**WHAT NEEDS TO BE DONE**
How many of the lines below hold the word "dafs"? Answer only with the number.

**AVAILABLE DATA**
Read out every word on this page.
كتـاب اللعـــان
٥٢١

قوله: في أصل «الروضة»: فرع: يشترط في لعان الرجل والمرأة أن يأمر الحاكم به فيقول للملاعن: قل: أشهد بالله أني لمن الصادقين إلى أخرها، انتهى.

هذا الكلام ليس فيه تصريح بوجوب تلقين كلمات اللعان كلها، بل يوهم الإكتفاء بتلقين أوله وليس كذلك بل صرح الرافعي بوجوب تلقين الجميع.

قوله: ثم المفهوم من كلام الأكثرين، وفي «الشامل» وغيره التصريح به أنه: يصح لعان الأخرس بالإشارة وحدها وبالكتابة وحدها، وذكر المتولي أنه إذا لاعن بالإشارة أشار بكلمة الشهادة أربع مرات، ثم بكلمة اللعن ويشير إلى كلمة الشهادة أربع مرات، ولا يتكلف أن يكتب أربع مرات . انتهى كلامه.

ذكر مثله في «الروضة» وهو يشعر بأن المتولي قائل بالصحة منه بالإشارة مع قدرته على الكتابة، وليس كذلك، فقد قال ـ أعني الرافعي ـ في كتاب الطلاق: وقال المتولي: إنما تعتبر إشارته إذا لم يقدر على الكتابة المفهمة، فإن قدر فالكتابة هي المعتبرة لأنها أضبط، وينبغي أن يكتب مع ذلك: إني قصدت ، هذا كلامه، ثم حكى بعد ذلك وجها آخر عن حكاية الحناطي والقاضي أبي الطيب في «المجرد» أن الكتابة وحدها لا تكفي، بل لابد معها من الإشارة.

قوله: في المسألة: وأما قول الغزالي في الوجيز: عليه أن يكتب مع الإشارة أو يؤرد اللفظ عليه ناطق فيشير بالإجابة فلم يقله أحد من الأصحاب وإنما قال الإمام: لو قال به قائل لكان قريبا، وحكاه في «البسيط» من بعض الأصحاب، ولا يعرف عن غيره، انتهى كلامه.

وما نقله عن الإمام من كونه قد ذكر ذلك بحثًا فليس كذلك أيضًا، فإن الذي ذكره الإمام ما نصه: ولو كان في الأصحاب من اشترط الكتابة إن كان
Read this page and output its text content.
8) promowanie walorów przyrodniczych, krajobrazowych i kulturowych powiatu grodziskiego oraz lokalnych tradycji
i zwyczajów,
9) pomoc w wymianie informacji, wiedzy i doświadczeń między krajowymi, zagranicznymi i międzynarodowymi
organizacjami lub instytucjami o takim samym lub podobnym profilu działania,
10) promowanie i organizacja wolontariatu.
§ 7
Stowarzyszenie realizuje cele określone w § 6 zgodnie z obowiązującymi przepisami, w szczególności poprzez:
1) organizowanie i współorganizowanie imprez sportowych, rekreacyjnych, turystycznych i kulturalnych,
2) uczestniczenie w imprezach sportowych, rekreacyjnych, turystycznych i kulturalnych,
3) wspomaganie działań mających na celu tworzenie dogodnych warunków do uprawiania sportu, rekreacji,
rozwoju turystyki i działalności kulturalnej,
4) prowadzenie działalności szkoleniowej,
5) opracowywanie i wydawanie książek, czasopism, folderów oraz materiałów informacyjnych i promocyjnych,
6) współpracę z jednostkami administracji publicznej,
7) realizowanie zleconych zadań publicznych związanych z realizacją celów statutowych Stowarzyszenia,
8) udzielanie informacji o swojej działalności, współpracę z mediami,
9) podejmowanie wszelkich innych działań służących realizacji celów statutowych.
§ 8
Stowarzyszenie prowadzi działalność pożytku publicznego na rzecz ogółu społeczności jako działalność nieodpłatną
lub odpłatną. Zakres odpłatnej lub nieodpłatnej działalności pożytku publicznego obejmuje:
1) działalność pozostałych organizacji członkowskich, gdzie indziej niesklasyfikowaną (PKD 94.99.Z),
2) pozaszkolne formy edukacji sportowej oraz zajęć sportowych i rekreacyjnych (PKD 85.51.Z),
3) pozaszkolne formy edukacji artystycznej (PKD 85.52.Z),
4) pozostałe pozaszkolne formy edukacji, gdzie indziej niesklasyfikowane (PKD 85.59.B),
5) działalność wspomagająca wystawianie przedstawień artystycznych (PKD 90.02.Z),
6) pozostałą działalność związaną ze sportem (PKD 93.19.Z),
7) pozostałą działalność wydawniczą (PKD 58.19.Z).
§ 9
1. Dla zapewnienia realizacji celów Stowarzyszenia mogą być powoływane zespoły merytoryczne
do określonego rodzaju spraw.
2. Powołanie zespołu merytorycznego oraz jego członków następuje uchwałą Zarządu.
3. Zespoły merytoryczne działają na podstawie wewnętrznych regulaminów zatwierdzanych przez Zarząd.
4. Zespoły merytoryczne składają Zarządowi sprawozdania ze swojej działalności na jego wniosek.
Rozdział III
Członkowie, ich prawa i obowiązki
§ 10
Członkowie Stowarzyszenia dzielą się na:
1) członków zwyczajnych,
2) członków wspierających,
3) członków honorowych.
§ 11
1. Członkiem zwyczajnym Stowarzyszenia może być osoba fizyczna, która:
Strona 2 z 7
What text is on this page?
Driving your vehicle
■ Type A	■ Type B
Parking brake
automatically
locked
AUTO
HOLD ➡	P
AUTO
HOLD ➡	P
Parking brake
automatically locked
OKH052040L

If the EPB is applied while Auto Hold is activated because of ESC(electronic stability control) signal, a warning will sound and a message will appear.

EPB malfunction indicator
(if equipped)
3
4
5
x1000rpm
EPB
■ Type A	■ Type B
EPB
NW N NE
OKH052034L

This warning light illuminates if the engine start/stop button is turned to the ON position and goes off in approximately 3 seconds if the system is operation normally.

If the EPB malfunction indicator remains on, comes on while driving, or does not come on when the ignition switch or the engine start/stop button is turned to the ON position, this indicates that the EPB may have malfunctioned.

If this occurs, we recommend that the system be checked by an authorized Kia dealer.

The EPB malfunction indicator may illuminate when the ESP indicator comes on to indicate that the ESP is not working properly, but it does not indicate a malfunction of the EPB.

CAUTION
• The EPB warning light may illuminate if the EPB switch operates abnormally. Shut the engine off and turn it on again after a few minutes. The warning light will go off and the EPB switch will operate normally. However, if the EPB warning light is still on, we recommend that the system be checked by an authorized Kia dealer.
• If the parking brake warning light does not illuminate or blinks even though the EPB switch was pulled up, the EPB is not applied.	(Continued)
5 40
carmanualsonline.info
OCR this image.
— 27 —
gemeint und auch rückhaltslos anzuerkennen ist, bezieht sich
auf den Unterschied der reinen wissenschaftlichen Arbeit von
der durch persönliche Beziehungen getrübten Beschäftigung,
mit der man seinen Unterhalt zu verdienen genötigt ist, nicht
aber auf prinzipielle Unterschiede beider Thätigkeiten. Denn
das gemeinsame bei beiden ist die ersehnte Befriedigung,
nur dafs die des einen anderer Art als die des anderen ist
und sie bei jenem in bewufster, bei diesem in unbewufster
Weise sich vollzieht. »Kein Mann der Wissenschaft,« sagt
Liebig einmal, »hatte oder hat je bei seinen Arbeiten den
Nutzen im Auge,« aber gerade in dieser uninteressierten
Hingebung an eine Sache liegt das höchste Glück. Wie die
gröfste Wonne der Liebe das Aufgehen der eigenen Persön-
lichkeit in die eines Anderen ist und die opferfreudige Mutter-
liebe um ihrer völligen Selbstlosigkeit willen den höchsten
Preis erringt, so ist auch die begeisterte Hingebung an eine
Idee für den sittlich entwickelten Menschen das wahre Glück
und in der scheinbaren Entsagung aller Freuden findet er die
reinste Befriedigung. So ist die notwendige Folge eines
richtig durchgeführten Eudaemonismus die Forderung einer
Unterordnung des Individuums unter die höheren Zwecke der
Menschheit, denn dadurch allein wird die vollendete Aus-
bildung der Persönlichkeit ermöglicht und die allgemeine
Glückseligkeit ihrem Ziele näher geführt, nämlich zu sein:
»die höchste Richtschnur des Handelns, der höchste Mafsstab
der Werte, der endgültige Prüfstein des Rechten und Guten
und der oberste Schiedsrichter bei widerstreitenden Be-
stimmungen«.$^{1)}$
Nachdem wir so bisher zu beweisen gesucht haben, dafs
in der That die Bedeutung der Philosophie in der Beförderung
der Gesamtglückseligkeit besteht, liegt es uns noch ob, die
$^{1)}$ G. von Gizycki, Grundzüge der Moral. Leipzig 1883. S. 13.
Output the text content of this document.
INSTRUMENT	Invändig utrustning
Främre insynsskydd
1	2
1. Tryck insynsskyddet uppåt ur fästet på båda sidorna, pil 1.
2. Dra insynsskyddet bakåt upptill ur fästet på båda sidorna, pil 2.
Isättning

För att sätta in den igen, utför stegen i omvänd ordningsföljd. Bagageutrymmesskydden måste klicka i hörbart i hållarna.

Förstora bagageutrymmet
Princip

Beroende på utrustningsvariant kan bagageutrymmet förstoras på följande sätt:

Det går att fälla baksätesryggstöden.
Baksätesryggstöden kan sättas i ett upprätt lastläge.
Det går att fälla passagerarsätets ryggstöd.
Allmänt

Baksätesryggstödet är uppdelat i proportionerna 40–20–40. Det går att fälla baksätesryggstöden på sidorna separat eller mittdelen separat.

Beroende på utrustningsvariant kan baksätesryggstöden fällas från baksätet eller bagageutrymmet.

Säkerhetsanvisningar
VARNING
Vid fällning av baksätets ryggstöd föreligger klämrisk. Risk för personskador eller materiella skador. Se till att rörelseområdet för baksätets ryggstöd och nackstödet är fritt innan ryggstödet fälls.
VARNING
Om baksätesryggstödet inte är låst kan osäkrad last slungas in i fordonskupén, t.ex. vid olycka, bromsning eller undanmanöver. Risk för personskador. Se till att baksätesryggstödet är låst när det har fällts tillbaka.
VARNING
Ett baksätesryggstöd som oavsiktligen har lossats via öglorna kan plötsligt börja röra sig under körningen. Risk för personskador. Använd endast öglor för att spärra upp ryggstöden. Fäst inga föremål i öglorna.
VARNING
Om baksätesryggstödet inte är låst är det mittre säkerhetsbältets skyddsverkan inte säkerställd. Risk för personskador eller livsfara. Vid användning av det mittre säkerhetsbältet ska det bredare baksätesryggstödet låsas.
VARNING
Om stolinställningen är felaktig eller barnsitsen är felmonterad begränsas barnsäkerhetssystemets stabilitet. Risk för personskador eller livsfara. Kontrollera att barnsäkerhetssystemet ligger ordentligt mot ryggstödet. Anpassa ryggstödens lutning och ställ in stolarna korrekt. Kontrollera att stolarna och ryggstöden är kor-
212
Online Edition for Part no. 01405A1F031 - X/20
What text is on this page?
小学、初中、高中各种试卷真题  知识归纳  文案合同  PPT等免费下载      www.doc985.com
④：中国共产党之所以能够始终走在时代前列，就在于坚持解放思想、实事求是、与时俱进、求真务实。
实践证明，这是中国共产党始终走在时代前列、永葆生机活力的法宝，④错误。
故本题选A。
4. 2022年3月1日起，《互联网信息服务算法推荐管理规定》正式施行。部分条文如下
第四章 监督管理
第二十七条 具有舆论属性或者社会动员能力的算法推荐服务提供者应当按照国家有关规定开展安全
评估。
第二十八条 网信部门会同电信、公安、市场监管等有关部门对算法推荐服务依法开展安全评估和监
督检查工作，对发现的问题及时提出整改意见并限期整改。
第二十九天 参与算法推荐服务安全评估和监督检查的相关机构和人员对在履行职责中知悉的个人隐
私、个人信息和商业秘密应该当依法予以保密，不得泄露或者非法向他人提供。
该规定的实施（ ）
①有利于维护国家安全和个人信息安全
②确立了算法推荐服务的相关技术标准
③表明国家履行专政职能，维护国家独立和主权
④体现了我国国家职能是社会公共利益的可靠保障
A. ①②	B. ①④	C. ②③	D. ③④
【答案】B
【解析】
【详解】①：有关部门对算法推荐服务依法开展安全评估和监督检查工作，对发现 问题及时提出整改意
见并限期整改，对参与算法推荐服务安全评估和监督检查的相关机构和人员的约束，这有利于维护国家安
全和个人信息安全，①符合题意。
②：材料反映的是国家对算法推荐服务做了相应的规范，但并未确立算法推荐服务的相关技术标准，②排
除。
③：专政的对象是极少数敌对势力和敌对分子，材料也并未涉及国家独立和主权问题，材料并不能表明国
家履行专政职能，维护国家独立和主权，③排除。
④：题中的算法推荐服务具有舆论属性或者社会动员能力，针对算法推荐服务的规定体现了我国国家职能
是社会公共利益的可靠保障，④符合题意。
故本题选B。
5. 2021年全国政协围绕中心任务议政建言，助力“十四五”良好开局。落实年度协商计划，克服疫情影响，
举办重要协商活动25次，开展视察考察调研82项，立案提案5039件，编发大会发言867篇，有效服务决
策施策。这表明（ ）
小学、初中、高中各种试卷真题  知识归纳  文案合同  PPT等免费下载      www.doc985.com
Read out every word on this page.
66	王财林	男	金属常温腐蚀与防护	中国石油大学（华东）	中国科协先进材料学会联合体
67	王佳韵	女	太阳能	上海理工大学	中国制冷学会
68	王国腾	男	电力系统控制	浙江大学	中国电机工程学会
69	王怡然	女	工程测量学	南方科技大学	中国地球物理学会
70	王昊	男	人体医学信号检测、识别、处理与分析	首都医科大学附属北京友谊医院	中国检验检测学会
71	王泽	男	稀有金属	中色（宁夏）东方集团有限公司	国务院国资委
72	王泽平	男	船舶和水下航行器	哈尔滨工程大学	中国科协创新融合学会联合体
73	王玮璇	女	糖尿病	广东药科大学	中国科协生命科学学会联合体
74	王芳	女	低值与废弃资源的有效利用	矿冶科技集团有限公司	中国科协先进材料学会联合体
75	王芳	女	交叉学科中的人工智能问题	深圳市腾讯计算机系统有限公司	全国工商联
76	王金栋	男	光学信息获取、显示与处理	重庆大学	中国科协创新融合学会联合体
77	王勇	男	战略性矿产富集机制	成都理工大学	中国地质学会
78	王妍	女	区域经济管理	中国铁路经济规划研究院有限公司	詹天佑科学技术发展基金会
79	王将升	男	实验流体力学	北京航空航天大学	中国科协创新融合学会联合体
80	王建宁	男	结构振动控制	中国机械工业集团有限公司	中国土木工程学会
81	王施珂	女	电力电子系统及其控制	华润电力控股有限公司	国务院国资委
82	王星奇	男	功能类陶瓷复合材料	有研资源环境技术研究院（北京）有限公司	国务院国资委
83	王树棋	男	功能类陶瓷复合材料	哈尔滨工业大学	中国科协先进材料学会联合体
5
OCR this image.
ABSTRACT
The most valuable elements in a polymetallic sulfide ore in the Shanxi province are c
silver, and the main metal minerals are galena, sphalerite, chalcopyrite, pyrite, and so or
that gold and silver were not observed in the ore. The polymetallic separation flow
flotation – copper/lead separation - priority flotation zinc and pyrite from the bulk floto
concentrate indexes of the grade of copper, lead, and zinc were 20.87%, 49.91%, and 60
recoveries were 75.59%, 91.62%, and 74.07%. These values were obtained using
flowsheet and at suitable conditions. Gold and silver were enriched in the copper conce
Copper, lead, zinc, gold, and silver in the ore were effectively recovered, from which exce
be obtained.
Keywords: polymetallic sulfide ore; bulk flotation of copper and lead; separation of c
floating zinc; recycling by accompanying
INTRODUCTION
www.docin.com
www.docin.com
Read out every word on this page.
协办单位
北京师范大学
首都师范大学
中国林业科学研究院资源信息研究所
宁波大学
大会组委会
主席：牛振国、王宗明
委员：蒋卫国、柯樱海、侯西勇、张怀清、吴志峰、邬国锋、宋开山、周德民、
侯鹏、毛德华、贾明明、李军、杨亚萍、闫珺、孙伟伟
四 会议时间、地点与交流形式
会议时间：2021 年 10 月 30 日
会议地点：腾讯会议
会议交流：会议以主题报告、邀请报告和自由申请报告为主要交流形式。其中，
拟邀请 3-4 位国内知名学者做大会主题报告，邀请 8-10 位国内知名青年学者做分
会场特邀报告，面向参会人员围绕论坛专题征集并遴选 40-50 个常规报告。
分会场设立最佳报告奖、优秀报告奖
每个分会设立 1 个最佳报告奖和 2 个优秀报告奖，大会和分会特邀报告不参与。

**EXERCISE SOLUTION**
2